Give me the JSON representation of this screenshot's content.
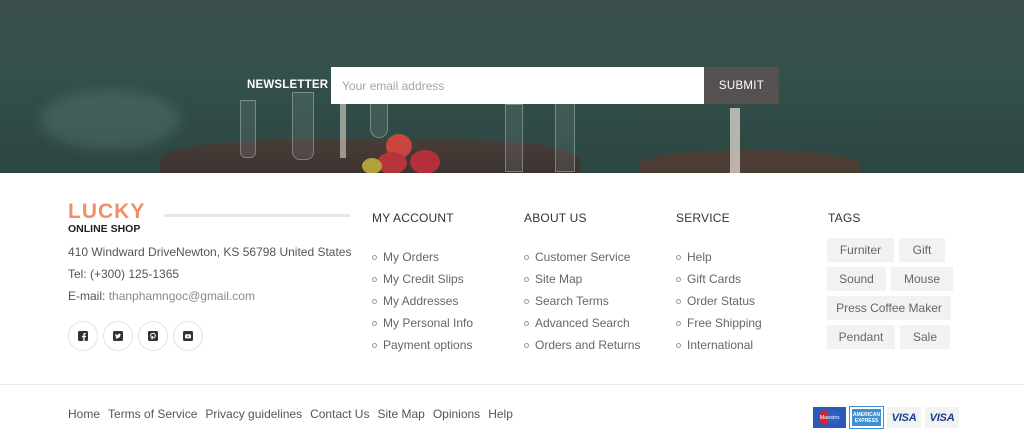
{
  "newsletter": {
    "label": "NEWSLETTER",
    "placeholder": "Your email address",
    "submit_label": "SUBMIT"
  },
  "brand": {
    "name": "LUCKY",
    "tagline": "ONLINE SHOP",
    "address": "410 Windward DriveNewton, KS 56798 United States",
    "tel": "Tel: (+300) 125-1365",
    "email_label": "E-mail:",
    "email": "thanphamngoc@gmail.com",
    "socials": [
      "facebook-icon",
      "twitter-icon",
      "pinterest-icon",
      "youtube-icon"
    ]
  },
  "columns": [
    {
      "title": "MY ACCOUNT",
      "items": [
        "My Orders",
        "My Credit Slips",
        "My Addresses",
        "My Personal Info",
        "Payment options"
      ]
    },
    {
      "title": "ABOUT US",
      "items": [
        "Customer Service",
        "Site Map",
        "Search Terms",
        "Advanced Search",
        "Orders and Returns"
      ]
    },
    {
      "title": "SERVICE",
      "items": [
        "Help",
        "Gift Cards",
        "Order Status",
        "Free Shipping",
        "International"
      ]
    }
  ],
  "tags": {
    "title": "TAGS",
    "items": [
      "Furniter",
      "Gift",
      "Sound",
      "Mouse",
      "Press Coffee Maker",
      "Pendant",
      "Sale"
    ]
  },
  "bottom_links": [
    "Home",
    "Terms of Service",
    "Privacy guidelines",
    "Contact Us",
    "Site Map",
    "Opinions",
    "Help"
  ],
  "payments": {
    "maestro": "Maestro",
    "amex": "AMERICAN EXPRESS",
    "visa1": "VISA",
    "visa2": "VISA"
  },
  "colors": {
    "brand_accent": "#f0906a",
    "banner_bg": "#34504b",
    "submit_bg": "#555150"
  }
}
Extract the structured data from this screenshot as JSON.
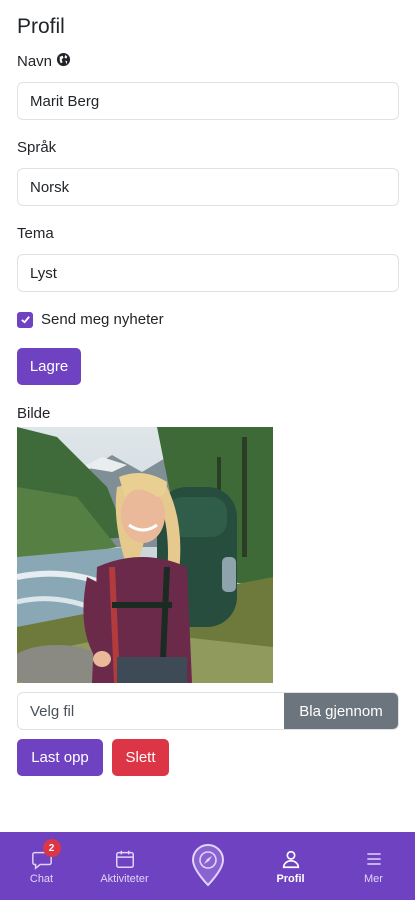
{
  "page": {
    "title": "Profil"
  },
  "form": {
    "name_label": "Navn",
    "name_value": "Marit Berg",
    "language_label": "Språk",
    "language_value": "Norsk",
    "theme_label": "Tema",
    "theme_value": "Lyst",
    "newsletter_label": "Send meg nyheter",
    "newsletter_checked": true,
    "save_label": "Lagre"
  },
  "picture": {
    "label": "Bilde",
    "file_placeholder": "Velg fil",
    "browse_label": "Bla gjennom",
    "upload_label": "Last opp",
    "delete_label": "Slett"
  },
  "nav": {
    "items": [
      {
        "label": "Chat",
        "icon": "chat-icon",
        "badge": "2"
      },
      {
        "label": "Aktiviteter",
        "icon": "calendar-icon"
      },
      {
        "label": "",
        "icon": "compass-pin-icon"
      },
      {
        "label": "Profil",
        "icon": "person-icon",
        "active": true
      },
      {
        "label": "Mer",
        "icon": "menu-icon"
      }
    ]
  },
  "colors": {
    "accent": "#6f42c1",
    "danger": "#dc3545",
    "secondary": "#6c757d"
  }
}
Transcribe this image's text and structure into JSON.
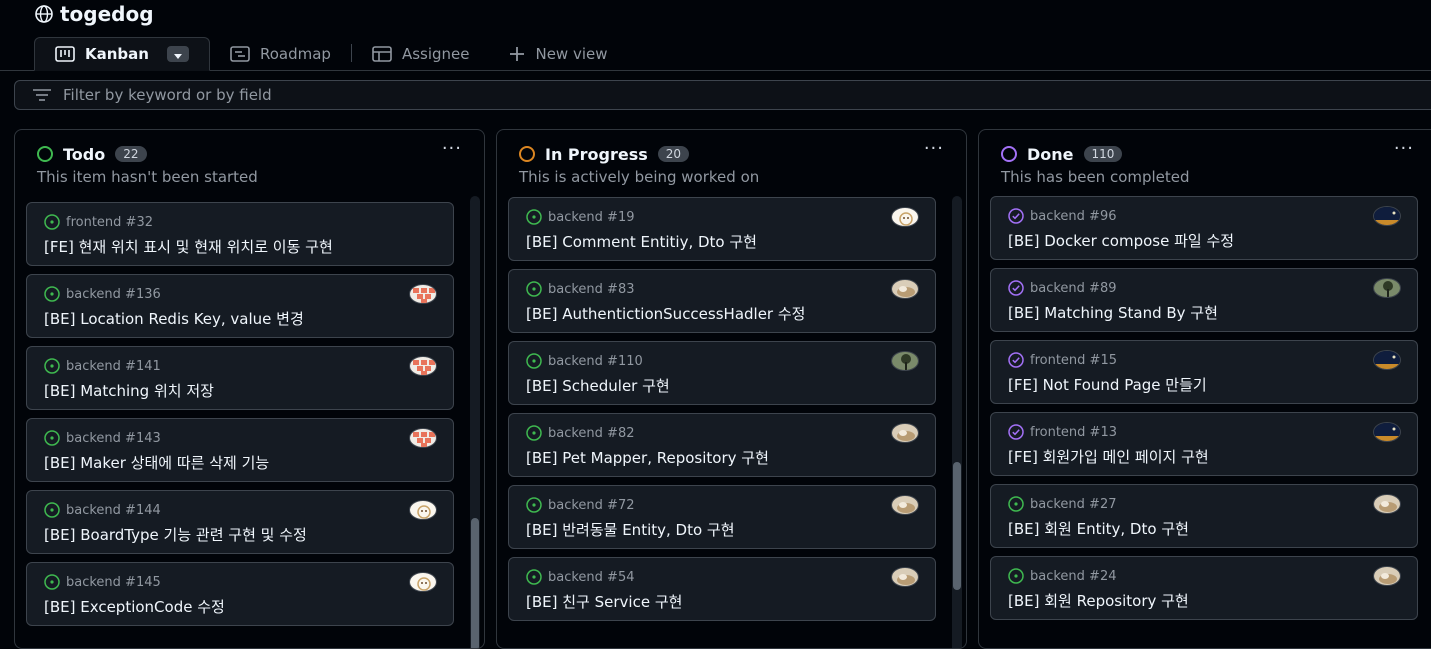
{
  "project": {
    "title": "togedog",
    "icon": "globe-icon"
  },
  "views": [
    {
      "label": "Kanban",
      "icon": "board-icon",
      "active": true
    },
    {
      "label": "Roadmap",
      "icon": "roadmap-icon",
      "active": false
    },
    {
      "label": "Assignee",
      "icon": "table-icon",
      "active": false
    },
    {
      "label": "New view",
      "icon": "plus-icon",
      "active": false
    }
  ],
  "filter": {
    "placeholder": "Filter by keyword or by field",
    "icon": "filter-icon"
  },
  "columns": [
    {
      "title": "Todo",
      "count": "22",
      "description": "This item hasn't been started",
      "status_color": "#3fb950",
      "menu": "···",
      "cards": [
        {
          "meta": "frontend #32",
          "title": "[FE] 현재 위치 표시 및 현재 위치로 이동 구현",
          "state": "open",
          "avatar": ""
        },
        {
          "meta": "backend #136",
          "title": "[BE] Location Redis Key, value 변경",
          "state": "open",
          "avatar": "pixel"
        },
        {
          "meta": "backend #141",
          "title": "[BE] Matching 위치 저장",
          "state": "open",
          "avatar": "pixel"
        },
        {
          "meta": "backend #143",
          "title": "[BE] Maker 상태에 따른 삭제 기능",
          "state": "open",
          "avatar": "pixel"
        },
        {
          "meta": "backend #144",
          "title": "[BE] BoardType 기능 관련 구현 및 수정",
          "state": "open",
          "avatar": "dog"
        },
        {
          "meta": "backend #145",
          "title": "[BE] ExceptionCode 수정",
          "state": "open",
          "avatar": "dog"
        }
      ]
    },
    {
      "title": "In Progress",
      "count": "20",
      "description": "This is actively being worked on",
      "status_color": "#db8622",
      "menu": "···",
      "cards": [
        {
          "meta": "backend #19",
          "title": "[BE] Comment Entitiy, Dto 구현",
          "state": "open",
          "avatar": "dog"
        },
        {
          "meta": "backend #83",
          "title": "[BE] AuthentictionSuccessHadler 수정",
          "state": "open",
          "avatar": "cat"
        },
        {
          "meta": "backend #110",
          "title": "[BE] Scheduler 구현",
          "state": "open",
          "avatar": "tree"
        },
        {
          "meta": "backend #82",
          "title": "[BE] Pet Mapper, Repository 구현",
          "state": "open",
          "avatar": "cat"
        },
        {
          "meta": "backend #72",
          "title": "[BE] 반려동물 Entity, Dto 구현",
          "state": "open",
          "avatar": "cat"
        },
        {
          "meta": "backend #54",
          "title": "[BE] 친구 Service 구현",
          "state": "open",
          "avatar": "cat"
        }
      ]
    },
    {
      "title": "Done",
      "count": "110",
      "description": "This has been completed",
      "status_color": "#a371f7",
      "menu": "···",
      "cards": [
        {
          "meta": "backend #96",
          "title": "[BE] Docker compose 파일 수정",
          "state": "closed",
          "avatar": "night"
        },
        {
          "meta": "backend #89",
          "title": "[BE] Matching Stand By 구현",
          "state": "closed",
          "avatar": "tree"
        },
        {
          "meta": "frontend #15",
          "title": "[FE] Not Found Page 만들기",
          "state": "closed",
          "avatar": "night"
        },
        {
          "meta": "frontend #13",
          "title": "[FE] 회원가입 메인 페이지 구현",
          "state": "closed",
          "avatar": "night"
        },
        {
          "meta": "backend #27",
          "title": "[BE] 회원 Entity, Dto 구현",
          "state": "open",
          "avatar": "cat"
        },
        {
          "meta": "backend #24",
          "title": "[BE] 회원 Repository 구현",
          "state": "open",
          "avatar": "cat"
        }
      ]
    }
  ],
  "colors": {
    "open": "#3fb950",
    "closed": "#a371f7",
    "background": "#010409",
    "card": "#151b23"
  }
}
────────────────
Count the lines of the data that contain the string "true", and reply with that number alone.

--- Finished task ---
3